* WORK TO COMPLETE *
Look through the data below. Collect every line where the word "Committee" occurs.
--- start DATA EXCERPTS ---
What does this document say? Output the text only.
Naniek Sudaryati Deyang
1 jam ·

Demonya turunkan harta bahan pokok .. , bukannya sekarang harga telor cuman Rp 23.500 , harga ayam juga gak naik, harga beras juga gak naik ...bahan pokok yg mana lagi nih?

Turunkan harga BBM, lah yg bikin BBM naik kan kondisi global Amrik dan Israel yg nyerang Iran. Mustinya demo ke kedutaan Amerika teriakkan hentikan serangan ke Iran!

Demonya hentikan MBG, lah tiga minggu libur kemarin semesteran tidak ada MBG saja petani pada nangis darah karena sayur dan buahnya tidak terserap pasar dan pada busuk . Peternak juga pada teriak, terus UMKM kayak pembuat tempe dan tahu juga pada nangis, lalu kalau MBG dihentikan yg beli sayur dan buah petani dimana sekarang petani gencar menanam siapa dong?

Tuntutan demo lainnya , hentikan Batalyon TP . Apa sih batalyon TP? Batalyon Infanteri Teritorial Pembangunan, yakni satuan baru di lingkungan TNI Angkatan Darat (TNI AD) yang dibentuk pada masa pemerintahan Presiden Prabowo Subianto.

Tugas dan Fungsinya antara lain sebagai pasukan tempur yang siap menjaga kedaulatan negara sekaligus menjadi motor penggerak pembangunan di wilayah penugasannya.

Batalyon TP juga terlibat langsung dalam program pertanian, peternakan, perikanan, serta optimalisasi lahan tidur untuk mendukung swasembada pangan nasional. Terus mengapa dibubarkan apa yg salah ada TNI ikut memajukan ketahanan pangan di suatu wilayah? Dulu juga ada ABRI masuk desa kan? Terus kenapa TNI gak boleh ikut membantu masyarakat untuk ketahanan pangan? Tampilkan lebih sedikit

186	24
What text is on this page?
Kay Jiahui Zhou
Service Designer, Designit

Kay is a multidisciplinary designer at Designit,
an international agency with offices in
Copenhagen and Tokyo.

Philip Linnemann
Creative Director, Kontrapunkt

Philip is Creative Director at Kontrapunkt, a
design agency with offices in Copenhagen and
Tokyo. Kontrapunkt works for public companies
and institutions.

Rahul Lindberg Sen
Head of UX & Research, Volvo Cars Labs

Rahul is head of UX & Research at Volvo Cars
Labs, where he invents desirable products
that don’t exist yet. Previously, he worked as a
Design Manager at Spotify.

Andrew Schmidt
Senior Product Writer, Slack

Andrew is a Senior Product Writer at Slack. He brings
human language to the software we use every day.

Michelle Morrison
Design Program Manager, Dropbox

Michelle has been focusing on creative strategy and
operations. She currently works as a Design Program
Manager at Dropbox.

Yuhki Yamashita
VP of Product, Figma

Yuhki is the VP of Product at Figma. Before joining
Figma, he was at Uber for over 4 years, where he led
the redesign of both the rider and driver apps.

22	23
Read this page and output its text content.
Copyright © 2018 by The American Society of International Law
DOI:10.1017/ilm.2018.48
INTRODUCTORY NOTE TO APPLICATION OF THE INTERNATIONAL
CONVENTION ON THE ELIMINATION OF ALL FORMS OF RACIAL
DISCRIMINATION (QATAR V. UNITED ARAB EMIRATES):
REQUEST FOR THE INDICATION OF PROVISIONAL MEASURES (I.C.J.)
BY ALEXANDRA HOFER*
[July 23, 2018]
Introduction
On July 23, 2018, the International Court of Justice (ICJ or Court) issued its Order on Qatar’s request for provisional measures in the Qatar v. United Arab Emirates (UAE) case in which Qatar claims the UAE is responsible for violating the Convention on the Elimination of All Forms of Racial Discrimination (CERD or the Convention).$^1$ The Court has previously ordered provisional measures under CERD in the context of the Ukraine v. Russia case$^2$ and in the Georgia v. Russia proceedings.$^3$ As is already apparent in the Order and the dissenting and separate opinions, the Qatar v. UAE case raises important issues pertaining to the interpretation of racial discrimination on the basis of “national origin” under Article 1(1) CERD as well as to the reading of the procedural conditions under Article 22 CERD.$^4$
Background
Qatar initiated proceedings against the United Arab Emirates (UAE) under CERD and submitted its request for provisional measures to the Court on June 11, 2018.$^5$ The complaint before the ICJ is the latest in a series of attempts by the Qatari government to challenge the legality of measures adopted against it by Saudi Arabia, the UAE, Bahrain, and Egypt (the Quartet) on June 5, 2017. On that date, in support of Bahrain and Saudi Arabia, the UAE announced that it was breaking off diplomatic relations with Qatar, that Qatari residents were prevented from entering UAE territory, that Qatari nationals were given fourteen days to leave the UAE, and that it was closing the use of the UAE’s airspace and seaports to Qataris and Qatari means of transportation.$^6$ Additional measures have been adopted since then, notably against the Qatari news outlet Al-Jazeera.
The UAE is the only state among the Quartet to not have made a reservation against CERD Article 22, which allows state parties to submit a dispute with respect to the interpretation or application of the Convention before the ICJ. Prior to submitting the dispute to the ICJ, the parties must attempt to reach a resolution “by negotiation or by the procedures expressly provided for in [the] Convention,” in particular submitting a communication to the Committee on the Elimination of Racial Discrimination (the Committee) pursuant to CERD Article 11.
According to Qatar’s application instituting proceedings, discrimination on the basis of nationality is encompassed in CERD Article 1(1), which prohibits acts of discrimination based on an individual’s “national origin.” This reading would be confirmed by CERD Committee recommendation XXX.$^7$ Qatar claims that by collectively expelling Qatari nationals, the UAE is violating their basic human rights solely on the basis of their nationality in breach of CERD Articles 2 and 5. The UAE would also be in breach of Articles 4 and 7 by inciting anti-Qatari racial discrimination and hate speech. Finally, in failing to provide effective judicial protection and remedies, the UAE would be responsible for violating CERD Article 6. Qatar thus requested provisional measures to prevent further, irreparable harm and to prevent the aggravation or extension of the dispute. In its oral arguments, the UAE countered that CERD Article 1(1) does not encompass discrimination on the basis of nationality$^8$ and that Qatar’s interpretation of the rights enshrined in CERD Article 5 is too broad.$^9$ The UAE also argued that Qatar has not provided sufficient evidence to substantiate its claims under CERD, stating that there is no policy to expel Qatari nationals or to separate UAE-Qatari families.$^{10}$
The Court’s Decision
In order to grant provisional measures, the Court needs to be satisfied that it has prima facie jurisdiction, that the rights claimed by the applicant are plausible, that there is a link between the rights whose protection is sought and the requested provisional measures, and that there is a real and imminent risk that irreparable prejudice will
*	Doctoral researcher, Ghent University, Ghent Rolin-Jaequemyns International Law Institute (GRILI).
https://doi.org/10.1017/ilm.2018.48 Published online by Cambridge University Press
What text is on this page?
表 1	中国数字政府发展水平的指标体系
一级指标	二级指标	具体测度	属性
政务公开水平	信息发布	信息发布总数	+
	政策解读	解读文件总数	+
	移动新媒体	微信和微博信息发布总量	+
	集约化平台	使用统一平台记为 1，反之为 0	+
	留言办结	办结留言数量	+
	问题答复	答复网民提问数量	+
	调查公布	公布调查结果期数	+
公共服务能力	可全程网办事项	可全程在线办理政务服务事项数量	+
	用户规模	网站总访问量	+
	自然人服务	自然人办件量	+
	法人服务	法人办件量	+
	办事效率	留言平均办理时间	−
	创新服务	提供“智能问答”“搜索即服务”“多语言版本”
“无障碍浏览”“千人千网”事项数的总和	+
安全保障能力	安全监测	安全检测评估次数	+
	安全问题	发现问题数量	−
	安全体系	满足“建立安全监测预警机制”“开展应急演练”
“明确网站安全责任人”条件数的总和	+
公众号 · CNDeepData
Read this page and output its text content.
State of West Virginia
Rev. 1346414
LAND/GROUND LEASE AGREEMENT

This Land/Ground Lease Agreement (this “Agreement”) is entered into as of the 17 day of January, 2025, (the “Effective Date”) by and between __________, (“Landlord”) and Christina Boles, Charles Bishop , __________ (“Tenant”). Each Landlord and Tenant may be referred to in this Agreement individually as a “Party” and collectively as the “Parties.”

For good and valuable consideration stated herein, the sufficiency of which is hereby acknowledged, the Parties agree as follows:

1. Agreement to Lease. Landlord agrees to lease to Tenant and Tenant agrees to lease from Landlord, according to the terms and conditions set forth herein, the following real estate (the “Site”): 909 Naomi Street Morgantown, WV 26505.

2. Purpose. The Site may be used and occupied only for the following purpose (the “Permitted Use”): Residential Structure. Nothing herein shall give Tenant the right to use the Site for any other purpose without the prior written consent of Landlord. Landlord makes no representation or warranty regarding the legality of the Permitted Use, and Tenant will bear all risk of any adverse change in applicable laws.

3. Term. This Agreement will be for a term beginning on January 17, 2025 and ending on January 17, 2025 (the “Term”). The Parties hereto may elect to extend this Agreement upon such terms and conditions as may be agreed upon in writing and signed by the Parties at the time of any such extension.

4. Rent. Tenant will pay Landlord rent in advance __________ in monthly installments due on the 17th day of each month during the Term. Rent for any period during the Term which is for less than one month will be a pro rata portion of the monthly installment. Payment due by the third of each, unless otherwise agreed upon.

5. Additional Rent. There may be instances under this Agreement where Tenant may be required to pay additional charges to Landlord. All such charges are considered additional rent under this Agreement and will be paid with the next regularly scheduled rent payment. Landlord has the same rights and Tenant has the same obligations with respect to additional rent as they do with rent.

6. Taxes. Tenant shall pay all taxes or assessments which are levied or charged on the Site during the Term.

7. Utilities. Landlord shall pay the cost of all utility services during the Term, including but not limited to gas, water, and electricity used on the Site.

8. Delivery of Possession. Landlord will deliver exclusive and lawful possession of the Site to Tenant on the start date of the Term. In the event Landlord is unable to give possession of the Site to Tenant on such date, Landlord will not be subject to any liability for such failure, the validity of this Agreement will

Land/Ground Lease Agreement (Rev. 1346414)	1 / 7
--- end DATA EXCERPTS ---
* SOLVED PROBLEM *
The UAE is the only state among the Quartet to not have made a reservation against CERD Article 22, which allows state parties to submit a dispute with respect to the interpretation or application of the Convention before the ICJ. Prior to submitting the dispute to the ICJ, the parties must attempt to reach a resolution “by negotiation or by the procedures expressly provided for in [the] Convention,” in particular submitting a communication to the Committee on the Elimination of Racial Discrimination (the Committee) pursuant to CERD Article 11.
According to Qatar’s application instituting proceedings, discrimination on the basis of nationality is encompassed in CERD Article 1(1), which prohibits acts of discrimination based on an individual’s “national origin.” This reading would be confirmed by CERD Committee recommendation XXX.$^7$ Qatar claims that by collectively expelling Qatari nationals, the UAE is violating their basic human rights solely on the basis of their nationality in breach of CERD Articles 2 and 5. The UAE would also be in breach of Articles 4 and 7 by inciting anti-Qatari racial discrimination and hate speech. Finally, in failing to provide effective judicial protection and remedies, the UAE would be responsible for violating CERD Article 6. Qatar thus requested provisional measures to prevent further, irreparable harm and to prevent the aggravation or extension of the dispute. In its oral arguments, the UAE countered that CERD Article 1(1) does not encompass discrimination on the basis of nationality$^8$ and that Qatar’s interpretation of the rights enshrined in CERD Article 5 is too broad.$^9$ The UAE also argued that Qatar has not provided sufficient evidence to substantiate its claims under CERD, stating that there is no policy to expel Qatari nationals or to separate UAE-Qatari families.$^{10}$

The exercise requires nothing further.